● **The request**: Filter the entries that follow, copying every line in which the word "Object" appears.

● **Input data**:

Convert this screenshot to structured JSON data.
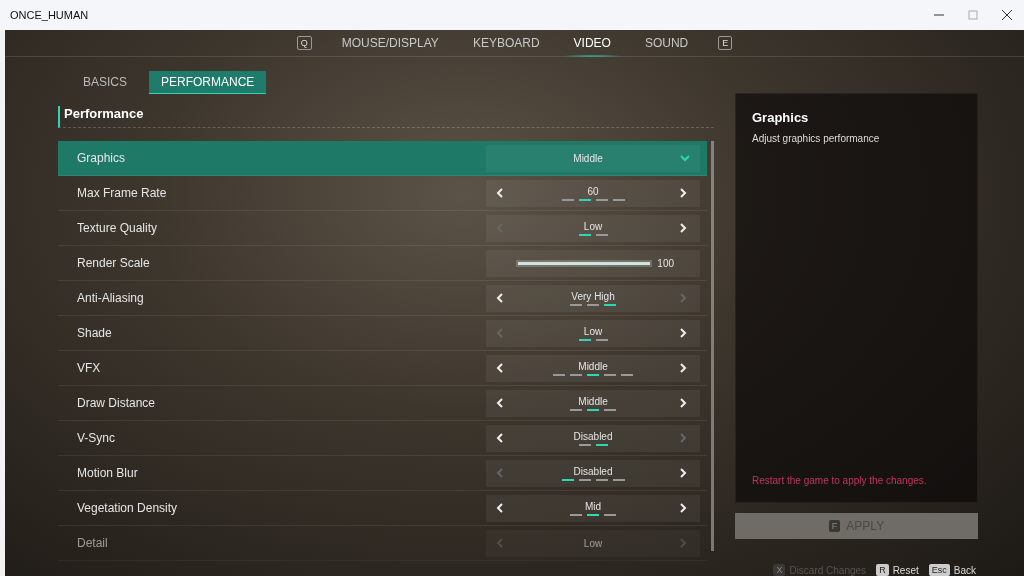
{
  "window": {
    "title": "ONCE_HUMAN"
  },
  "nav": {
    "prev_key": "Q",
    "next_key": "E",
    "tabs": [
      {
        "label": "MOUSE/DISPLAY",
        "selected": false
      },
      {
        "label": "KEYBOARD",
        "selected": false
      },
      {
        "label": "VIDEO",
        "selected": true
      },
      {
        "label": "SOUND",
        "selected": false
      }
    ]
  },
  "subtabs": [
    {
      "label": "BASICS",
      "selected": false
    },
    {
      "label": "PERFORMANCE",
      "selected": true
    }
  ],
  "section_title": "Performance",
  "settings": [
    {
      "kind": "dropdown",
      "label": "Graphics",
      "value": "Middle",
      "selected": true
    },
    {
      "kind": "stepper",
      "label": "Max Frame Rate",
      "value": "60",
      "selected": false,
      "prev_disabled": false,
      "next_disabled": false,
      "steps": [
        {
          "selected": false
        },
        {
          "selected": true
        },
        {
          "selected": false
        },
        {
          "selected": false
        }
      ]
    },
    {
      "kind": "stepper",
      "label": "Texture Quality",
      "value": "Low",
      "selected": false,
      "prev_disabled": true,
      "next_disabled": false,
      "steps": [
        {
          "selected": true
        },
        {
          "selected": false
        }
      ]
    },
    {
      "kind": "slider",
      "label": "Render Scale",
      "value": "100",
      "selected": false,
      "level": 1
    },
    {
      "kind": "stepper",
      "label": "Anti-Aliasing",
      "value": "Very High",
      "selected": false,
      "prev_disabled": false,
      "next_disabled": true,
      "steps": [
        {
          "selected": false
        },
        {
          "selected": false
        },
        {
          "selected": true
        }
      ]
    },
    {
      "kind": "stepper",
      "label": "Shade",
      "value": "Low",
      "selected": false,
      "prev_disabled": true,
      "next_disabled": false,
      "steps": [
        {
          "selected": true
        },
        {
          "selected": false
        }
      ]
    },
    {
      "kind": "stepper",
      "label": "VFX",
      "value": "Middle",
      "selected": false,
      "prev_disabled": false,
      "next_disabled": false,
      "steps": [
        {
          "selected": false
        },
        {
          "selected": false
        },
        {
          "selected": true
        },
        {
          "selected": false
        },
        {
          "selected": false
        }
      ]
    },
    {
      "kind": "stepper",
      "label": "Draw Distance",
      "value": "Middle",
      "selected": false,
      "prev_disabled": false,
      "next_disabled": false,
      "steps": [
        {
          "selected": false
        },
        {
          "selected": true
        },
        {
          "selected": false
        }
      ]
    },
    {
      "kind": "stepper",
      "label": "V-Sync",
      "value": "Disabled",
      "selected": false,
      "prev_disabled": false,
      "next_disabled": true,
      "steps": [
        {
          "selected": false
        },
        {
          "selected": true
        }
      ]
    },
    {
      "kind": "stepper",
      "label": "Motion Blur",
      "value": "Disabled",
      "selected": false,
      "prev_disabled": true,
      "next_disabled": false,
      "steps": [
        {
          "selected": true
        },
        {
          "selected": false
        },
        {
          "selected": false
        },
        {
          "selected": false
        }
      ]
    },
    {
      "kind": "stepper",
      "label": "Vegetation Density",
      "value": "Mid",
      "selected": false,
      "prev_disabled": false,
      "next_disabled": false,
      "steps": [
        {
          "selected": false
        },
        {
          "selected": true
        },
        {
          "selected": false
        }
      ]
    },
    {
      "kind": "faded",
      "label": "Detail",
      "value": "Low",
      "selected": false,
      "prev_disabled": true,
      "next_disabled": true
    }
  ],
  "info": {
    "title": "Graphics",
    "description": "Adjust graphics performance",
    "warning": "Restart the game to apply the changes."
  },
  "apply": {
    "key": "F",
    "label": "APPLY",
    "disabled": true
  },
  "footer": [
    {
      "key": "X",
      "label": "Discard Changes",
      "disabled": true
    },
    {
      "key": "R",
      "label": "Reset",
      "disabled": false
    },
    {
      "key": "Esc",
      "label": "Back",
      "disabled": false
    }
  ]
}
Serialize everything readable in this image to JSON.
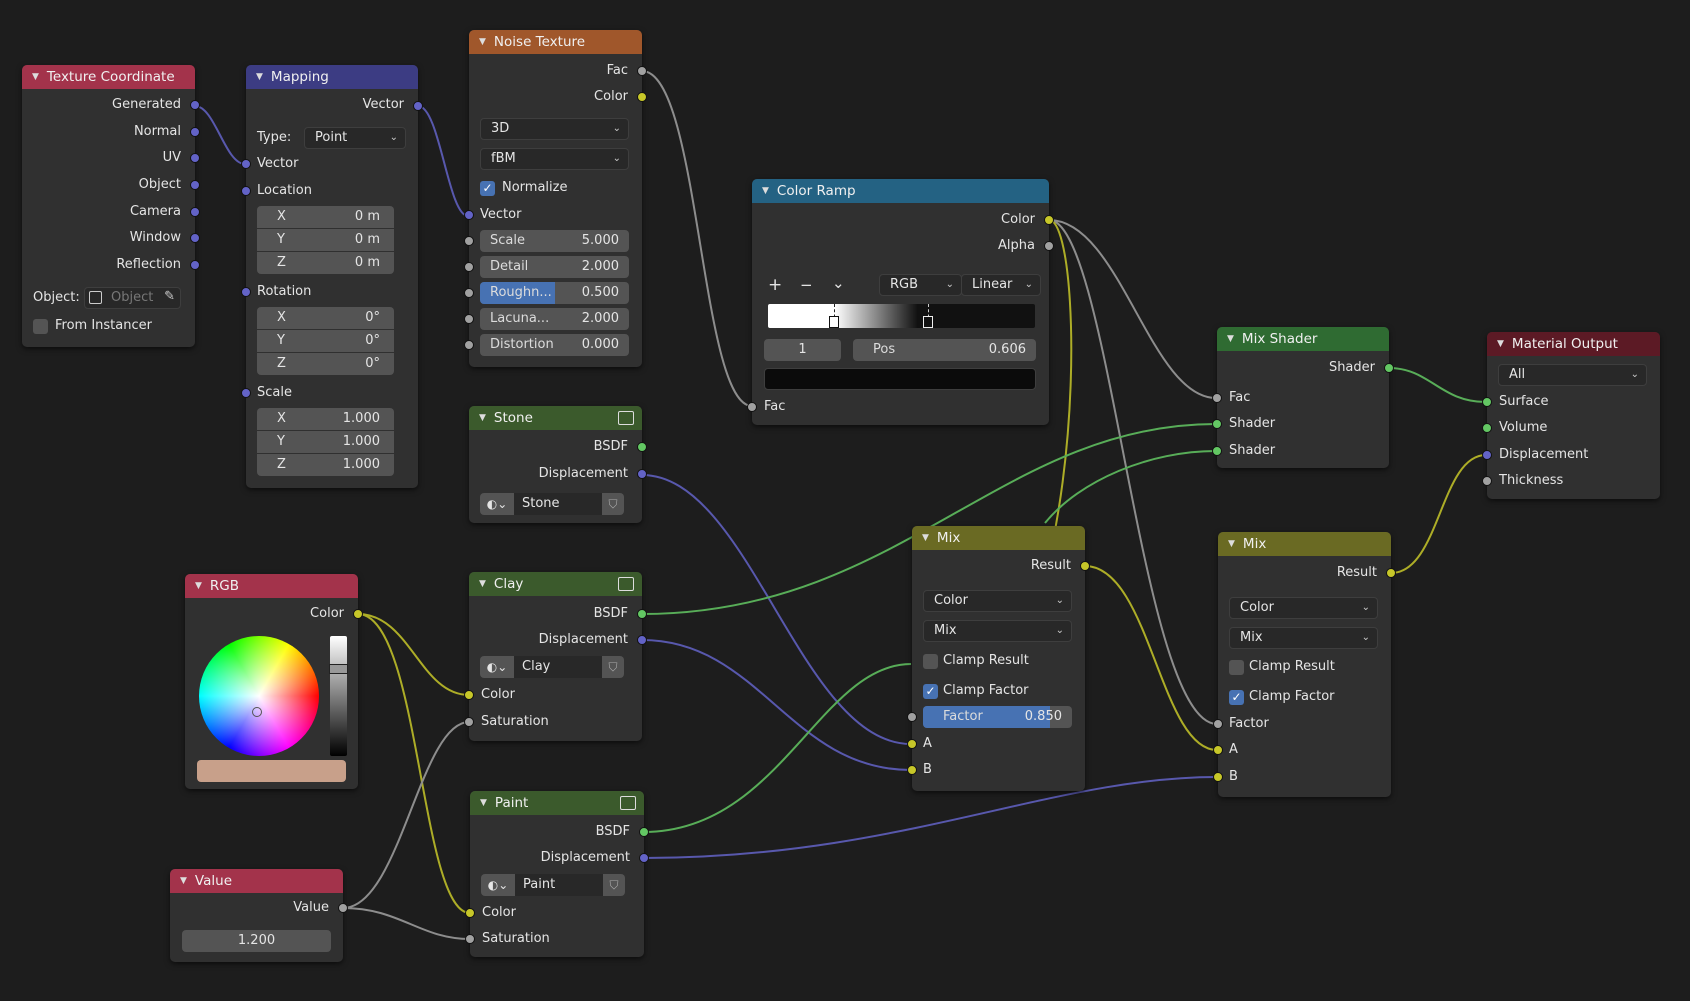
{
  "colors": {
    "vector": "#6363c7",
    "color": "#c7c729",
    "float": "#a1a1a1",
    "shader": "#63c763"
  },
  "texture_coordinate": {
    "title": "Texture Coordinate",
    "outputs": [
      "Generated",
      "Normal",
      "UV",
      "Object",
      "Camera",
      "Window",
      "Reflection"
    ],
    "object_label": "Object:",
    "object_placeholder": "Object",
    "from_instancer": "From Instancer"
  },
  "mapping": {
    "title": "Mapping",
    "output": "Vector",
    "type_label": "Type:",
    "type_value": "Point",
    "vector": "Vector",
    "location": {
      "label": "Location",
      "x": "0 m",
      "y": "0 m",
      "z": "0 m"
    },
    "rotation": {
      "label": "Rotation",
      "x": "0°",
      "y": "0°",
      "z": "0°"
    },
    "scale": {
      "label": "Scale",
      "x": "1.000",
      "y": "1.000",
      "z": "1.000"
    },
    "axes": [
      "X",
      "Y",
      "Z"
    ]
  },
  "noise": {
    "title": "Noise Texture",
    "out_fac": "Fac",
    "out_color": "Color",
    "dimensions": "3D",
    "type": "fBM",
    "normalize": "Normalize",
    "vector": "Vector",
    "fields": [
      {
        "label": "Scale",
        "value": "5.000"
      },
      {
        "label": "Detail",
        "value": "2.000"
      },
      {
        "label": "Roughn...",
        "value": "0.500",
        "fill": 0.5
      },
      {
        "label": "Lacuna...",
        "value": "2.000"
      },
      {
        "label": "Distortion",
        "value": "0.000"
      }
    ]
  },
  "color_ramp": {
    "title": "Color Ramp",
    "out_color": "Color",
    "out_alpha": "Alpha",
    "mode": "RGB",
    "interpolation": "Linear",
    "index": "1",
    "pos_label": "Pos",
    "pos_value": "0.606",
    "input_fac": "Fac",
    "add": "+",
    "remove": "−",
    "menu": "⌄"
  },
  "groups": [
    {
      "title": "Stone",
      "out1": "BSDF",
      "out2": "Displacement",
      "material": "Stone"
    },
    {
      "title": "Clay",
      "out1": "BSDF",
      "out2": "Displacement",
      "material": "Clay",
      "in1": "Color",
      "in2": "Saturation"
    },
    {
      "title": "Paint",
      "out1": "BSDF",
      "out2": "Displacement",
      "material": "Paint",
      "in1": "Color",
      "in2": "Saturation"
    }
  ],
  "rgb": {
    "title": "RGB",
    "output": "Color",
    "swatch": "#c8a08a"
  },
  "value": {
    "title": "Value",
    "output": "Value",
    "value": "1.200"
  },
  "mix1": {
    "title": "Mix",
    "output": "Result",
    "data_type": "Color",
    "blend": "Mix",
    "clamp_result": "Clamp Result",
    "clamp_factor": "Clamp Factor",
    "factor_label": "Factor",
    "factor_value": "0.850",
    "factor_fill": 0.85,
    "in_a": "A",
    "in_b": "B"
  },
  "mix_shader": {
    "title": "Mix Shader",
    "output": "Shader",
    "in_fac": "Fac",
    "in_shader1": "Shader",
    "in_shader2": "Shader"
  },
  "mix2": {
    "title": "Mix",
    "output": "Result",
    "data_type": "Color",
    "blend": "Mix",
    "clamp_result": "Clamp Result",
    "clamp_factor": "Clamp Factor",
    "in_factor": "Factor",
    "in_a": "A",
    "in_b": "B"
  },
  "material_output": {
    "title": "Material Output",
    "target": "All",
    "inputs": [
      "Surface",
      "Volume",
      "Displacement",
      "Thickness"
    ]
  }
}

● **Solution**:
      "Object",
    "object_label": "Object:",
    "object_placeholder": "Object",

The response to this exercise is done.